Directive ::
Show every line that has the string "grid" in it.

Dataset entries ::
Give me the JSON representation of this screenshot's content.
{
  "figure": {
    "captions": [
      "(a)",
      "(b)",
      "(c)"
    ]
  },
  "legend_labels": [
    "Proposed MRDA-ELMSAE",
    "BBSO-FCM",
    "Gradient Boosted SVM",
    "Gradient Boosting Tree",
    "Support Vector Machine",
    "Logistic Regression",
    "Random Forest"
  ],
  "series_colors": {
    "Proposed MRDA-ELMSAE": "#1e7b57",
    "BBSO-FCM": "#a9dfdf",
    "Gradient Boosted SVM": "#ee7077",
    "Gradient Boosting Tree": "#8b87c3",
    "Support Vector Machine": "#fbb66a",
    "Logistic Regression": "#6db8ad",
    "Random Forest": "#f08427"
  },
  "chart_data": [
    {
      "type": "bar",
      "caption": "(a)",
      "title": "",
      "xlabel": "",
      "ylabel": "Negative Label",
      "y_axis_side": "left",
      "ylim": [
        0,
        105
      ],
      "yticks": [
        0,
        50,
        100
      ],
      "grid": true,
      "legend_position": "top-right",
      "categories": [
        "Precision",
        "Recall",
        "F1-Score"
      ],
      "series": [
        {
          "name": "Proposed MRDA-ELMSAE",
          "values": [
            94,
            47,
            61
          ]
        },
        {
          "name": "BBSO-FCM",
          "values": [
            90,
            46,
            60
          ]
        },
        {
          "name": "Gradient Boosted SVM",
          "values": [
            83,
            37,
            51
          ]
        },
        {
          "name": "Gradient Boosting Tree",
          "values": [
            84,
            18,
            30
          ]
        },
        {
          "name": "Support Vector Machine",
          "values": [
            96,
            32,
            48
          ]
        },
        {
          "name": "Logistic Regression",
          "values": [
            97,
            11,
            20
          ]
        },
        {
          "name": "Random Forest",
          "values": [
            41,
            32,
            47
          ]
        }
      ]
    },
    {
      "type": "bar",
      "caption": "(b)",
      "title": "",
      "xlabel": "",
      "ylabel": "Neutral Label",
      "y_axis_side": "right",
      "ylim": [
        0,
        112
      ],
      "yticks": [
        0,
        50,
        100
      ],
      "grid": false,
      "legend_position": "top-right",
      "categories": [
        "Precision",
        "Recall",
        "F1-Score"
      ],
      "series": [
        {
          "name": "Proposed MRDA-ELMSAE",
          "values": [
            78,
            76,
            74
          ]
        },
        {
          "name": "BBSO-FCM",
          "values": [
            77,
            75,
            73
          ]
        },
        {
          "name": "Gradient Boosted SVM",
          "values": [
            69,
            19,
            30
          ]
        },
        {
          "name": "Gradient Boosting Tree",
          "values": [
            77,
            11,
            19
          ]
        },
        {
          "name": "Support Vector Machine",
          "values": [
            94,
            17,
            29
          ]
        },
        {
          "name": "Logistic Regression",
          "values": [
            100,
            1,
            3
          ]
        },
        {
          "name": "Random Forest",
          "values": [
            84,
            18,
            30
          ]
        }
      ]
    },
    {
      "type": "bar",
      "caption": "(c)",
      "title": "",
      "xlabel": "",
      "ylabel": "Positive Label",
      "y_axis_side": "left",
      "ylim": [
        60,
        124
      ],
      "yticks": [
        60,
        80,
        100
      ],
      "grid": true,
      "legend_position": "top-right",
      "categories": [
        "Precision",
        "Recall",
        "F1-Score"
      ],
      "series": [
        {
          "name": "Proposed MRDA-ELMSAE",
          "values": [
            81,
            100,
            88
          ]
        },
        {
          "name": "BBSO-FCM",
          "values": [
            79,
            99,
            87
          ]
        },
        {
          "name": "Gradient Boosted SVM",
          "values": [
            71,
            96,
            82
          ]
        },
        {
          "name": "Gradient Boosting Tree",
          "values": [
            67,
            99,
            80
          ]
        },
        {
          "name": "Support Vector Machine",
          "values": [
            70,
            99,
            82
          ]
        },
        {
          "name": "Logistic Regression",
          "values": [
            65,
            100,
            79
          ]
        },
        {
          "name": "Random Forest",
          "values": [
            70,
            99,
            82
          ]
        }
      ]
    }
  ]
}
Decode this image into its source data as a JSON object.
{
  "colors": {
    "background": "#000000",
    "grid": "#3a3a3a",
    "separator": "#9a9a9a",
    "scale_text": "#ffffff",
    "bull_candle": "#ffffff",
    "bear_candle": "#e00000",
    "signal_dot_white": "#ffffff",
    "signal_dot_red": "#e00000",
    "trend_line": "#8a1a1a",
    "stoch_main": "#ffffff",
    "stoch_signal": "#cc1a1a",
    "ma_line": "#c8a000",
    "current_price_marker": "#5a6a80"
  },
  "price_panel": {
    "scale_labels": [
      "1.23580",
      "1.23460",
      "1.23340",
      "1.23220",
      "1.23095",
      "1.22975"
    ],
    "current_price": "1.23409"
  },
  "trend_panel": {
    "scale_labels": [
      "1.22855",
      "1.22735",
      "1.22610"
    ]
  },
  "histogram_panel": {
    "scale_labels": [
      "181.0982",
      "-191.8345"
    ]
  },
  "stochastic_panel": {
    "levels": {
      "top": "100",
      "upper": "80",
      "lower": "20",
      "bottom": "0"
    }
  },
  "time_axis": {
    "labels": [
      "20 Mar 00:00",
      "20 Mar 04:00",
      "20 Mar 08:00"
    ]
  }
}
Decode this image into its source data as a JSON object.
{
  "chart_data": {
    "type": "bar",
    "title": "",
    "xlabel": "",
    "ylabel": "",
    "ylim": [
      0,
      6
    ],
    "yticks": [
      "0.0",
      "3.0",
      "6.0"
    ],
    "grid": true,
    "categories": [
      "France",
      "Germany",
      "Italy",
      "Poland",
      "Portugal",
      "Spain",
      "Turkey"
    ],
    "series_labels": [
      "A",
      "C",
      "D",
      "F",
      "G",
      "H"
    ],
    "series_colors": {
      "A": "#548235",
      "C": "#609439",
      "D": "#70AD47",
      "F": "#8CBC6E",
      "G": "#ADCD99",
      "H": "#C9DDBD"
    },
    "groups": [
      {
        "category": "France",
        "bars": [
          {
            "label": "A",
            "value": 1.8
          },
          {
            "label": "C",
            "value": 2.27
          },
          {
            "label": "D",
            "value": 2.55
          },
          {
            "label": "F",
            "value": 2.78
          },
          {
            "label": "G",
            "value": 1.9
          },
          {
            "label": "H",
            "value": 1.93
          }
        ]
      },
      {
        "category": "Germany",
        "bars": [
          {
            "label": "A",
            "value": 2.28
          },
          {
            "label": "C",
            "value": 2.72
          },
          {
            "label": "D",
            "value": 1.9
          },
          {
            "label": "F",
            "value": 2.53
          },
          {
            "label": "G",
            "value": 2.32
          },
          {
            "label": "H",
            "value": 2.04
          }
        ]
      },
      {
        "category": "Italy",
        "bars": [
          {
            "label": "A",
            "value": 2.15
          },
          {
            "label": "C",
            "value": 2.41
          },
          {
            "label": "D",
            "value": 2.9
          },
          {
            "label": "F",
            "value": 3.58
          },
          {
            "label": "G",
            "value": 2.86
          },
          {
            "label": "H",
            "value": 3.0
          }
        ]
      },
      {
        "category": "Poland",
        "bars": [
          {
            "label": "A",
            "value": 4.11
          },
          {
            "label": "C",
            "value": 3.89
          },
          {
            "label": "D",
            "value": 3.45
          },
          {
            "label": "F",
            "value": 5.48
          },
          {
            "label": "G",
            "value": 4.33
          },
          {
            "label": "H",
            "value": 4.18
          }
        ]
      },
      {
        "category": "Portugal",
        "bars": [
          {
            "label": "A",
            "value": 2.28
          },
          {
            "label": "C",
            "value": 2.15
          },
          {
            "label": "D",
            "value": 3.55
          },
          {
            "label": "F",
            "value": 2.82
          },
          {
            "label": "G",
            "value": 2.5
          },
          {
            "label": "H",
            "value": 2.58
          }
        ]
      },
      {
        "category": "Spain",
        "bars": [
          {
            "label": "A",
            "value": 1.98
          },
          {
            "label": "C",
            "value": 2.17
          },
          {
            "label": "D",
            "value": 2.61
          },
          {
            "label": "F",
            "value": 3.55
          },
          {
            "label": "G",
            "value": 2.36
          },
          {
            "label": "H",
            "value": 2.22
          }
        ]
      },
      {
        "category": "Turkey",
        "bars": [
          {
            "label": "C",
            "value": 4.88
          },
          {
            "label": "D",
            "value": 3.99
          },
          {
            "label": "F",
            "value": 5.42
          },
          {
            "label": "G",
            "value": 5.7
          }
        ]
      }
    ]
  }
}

Task response ::
      "grid": true,
      "grid": false,
      "grid": true,
    "grid": "#3a3a3a",
    "grid": true,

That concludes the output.